>> Begin Available data
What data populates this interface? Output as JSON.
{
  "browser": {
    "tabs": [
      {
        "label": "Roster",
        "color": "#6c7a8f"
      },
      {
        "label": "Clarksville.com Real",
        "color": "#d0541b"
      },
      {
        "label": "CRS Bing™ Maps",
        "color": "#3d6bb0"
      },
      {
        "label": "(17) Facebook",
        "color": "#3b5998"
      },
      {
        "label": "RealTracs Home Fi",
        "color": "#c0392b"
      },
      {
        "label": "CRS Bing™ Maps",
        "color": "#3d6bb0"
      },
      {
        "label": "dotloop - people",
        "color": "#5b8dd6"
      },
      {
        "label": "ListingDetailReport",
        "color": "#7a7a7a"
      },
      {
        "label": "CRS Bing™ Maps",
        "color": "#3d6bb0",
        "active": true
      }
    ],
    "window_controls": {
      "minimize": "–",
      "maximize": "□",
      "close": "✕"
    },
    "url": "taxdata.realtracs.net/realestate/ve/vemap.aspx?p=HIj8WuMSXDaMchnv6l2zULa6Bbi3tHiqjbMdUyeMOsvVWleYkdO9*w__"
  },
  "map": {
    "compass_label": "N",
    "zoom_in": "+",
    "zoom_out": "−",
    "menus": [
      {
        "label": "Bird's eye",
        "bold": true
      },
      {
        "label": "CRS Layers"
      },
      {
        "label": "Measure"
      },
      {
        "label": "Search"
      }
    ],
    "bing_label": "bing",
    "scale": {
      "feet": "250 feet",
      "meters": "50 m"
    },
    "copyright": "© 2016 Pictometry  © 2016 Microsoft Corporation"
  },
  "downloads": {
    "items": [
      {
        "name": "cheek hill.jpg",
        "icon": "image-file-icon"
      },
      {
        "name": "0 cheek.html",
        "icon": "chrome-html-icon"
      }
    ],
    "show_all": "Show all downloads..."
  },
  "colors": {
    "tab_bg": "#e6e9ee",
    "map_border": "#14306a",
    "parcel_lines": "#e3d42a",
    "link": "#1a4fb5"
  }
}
>> End Available data
▸ **Required task**:
Go over the data above and copy every line that has the word "name" in it.

▸ **Result**:
        "name": "cheek hill.jpg",
        "name": "0 cheek.html",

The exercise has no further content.